» What to produce: All lines featuring the string "المودة" are to be listed.

» Dataset content:

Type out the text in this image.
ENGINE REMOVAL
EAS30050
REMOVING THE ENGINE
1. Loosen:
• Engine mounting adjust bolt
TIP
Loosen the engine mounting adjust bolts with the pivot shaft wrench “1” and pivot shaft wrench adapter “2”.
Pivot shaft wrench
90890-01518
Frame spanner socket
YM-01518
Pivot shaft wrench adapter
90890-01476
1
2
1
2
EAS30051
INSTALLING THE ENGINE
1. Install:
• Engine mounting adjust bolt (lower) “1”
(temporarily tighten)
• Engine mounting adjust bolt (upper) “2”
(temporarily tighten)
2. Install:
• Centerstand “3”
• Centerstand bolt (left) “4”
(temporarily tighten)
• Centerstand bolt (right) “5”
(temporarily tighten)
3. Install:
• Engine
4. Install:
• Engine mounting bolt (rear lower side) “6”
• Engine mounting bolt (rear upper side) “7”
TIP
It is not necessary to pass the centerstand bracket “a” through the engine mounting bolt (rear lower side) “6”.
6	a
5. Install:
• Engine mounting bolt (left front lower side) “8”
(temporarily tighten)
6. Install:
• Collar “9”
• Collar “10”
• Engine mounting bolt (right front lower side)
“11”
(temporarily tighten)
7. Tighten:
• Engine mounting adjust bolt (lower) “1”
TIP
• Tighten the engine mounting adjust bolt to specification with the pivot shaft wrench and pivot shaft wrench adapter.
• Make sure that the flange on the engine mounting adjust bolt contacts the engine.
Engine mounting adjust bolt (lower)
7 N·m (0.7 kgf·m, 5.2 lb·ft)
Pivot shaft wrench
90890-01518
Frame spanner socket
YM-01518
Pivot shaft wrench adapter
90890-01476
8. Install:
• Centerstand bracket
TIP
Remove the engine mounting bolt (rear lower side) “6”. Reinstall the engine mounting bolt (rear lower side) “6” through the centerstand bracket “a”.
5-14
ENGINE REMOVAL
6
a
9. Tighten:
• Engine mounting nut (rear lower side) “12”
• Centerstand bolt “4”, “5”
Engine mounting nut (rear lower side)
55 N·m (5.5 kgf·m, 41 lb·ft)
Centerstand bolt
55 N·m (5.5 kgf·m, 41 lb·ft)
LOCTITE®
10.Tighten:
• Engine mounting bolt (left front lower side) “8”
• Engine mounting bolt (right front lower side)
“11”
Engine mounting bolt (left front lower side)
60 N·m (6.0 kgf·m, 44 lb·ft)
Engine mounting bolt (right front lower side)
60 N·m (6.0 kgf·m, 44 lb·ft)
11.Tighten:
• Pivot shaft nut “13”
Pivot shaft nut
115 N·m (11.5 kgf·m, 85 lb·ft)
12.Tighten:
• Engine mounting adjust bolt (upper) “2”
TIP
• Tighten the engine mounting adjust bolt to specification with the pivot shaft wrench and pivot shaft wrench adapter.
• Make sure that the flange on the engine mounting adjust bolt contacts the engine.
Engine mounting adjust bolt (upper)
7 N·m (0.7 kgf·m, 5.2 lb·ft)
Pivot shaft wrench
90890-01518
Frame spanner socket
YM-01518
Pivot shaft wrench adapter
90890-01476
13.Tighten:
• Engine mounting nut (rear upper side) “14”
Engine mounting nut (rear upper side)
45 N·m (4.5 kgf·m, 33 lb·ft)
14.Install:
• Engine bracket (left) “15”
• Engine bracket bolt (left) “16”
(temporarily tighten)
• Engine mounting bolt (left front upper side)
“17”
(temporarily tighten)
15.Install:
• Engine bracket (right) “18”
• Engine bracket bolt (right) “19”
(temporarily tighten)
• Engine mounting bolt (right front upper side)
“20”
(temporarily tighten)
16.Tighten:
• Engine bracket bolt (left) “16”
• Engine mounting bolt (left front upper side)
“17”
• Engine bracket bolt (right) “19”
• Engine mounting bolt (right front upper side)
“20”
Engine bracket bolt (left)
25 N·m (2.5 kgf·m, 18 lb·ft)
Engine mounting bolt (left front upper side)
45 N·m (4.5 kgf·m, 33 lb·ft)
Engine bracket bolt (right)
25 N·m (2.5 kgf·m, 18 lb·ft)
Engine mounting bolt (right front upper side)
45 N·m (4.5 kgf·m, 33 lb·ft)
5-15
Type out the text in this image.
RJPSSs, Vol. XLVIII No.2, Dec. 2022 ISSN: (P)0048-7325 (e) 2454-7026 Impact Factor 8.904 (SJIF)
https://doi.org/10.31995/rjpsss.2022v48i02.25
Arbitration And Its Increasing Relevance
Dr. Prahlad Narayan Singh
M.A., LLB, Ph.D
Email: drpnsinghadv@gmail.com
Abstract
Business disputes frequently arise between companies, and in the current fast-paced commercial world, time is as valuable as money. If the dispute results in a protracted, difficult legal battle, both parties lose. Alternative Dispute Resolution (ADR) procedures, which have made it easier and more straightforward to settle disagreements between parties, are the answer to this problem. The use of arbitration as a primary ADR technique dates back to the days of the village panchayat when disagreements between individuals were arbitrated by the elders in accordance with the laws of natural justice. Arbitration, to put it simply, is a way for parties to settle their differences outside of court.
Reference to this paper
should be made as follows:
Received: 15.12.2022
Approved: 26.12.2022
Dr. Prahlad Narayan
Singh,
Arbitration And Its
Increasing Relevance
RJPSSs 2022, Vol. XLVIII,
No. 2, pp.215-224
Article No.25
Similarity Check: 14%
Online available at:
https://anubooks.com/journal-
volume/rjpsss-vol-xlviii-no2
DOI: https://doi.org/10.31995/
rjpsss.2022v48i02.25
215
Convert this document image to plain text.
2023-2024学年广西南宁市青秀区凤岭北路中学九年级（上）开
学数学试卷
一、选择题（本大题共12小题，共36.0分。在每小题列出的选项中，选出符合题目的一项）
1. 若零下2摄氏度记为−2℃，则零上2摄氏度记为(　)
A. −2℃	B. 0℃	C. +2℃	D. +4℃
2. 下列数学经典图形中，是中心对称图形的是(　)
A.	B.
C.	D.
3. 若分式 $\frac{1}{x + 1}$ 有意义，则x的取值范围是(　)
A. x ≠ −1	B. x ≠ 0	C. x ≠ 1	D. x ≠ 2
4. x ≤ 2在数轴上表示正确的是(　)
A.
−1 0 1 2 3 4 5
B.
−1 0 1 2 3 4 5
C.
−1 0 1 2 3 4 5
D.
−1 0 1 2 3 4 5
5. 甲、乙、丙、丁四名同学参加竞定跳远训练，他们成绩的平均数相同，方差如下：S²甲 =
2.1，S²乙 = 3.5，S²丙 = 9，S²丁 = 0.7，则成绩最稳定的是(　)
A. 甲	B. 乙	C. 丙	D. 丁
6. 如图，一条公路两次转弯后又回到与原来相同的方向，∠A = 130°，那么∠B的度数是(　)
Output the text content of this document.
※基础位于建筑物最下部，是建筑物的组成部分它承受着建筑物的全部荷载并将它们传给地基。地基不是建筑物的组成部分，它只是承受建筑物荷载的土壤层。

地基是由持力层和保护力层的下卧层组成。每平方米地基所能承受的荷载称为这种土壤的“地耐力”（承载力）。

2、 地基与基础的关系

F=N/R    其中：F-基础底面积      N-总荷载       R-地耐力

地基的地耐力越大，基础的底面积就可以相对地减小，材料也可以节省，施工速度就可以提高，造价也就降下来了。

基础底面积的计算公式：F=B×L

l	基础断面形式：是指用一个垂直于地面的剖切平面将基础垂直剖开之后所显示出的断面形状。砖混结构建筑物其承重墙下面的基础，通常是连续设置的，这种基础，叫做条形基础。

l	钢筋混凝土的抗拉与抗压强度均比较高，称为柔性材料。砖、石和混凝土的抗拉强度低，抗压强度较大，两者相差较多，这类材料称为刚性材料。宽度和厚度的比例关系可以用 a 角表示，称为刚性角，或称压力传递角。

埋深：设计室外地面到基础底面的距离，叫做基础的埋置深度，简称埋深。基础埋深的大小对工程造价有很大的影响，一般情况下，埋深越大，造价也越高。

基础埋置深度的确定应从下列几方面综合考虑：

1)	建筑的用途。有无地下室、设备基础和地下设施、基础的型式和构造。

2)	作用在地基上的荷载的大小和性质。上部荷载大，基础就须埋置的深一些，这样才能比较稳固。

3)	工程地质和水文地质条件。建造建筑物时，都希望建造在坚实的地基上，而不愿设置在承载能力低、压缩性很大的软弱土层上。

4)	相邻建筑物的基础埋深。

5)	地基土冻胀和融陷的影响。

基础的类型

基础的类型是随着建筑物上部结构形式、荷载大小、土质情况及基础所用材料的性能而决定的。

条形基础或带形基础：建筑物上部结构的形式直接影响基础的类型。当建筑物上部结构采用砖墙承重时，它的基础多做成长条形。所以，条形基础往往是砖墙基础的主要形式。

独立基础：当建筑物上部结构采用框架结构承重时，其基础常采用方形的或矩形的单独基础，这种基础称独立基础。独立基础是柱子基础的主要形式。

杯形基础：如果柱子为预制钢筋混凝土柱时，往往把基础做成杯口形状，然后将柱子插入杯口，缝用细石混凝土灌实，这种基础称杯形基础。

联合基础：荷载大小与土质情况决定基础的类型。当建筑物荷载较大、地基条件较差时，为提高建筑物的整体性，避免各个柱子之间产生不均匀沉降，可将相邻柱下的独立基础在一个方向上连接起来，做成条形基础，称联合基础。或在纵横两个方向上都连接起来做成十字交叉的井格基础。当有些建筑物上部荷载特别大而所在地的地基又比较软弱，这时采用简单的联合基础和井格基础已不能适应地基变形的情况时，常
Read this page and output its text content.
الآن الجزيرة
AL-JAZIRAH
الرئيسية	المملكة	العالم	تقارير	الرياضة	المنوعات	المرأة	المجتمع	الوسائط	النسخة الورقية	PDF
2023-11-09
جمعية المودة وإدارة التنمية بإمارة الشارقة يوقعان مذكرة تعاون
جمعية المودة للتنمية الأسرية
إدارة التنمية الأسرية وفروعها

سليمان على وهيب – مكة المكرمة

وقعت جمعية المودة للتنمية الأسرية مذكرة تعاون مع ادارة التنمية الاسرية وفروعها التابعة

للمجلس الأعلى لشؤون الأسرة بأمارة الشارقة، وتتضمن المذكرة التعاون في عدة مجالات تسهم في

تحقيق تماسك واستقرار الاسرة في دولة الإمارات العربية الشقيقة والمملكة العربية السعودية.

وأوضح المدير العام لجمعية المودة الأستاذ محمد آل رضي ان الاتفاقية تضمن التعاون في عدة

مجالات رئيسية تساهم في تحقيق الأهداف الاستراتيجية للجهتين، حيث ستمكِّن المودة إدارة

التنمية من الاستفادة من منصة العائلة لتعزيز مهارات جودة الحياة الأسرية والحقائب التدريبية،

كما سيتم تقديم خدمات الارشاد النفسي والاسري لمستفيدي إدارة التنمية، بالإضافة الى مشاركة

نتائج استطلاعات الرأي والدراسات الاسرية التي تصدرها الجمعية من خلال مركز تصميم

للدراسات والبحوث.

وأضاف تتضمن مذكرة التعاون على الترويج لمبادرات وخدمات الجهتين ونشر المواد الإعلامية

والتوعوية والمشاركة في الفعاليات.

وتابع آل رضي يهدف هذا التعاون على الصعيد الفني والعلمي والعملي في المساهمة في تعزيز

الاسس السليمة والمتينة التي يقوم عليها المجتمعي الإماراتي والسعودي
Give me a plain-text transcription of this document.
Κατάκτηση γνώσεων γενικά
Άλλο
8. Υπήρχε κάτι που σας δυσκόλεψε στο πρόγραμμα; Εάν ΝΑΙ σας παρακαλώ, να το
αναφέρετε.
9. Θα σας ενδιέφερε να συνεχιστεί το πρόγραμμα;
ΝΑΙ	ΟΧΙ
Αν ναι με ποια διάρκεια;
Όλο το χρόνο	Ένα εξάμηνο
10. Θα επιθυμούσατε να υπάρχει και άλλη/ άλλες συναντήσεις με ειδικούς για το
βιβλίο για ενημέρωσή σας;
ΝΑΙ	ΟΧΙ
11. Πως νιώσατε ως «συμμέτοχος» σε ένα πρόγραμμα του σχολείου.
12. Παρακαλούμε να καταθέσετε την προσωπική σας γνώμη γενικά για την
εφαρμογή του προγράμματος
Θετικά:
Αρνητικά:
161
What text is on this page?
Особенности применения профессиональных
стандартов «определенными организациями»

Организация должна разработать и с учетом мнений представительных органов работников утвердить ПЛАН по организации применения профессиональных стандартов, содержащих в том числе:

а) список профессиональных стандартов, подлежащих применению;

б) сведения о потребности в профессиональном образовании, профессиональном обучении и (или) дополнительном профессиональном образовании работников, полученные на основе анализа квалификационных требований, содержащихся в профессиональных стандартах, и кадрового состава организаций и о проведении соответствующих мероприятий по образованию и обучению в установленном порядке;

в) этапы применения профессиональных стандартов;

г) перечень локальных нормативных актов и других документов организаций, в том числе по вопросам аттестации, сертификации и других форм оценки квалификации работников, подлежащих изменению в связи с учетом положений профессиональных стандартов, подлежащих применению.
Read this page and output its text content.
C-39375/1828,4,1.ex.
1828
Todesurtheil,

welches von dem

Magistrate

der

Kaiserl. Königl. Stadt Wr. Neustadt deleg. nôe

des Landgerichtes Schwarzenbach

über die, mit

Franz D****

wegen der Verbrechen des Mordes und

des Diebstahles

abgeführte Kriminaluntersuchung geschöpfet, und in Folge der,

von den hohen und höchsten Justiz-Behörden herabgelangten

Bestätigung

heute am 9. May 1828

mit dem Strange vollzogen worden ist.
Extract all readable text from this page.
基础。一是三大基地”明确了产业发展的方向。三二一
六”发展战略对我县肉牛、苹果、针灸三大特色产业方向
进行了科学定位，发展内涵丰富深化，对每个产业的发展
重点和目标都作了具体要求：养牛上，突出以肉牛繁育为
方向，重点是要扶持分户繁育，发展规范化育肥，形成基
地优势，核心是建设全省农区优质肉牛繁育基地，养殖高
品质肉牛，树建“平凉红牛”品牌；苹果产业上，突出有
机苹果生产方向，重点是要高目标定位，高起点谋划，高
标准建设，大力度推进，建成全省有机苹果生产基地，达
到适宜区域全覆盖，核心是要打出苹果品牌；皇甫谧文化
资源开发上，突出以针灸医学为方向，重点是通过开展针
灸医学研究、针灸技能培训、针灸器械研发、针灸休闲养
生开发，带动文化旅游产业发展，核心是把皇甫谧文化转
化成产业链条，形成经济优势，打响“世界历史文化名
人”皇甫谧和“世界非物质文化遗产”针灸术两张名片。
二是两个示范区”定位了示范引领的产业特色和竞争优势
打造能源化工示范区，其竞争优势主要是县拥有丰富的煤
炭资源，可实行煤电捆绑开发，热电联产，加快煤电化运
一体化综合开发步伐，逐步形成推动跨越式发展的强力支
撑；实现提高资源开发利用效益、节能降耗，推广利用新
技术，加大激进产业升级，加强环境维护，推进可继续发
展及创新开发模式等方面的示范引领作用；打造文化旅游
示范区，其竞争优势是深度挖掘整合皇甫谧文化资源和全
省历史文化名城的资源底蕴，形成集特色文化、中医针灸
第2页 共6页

» Exercise response:
جمعية المودة وإدارة التنمية بإمارة الشارقة يوقعان مذكرة تعاون
جمعية المودة للتنمية الأسرية
وقعت جمعية المودة للتنمية الأسرية مذكرة تعاون مع ادارة التنمية الاسرية وفروعها التابعة
وأوضح المدير العام لجمعية المودة الأستاذ محمد آل رضي ان الاتفاقية تضمن التعاون في عدة
مجالات رئيسية تساهم في تحقيق الأهداف الاستراتيجية للجهتين، حيث ستمكِّن المودة إدارة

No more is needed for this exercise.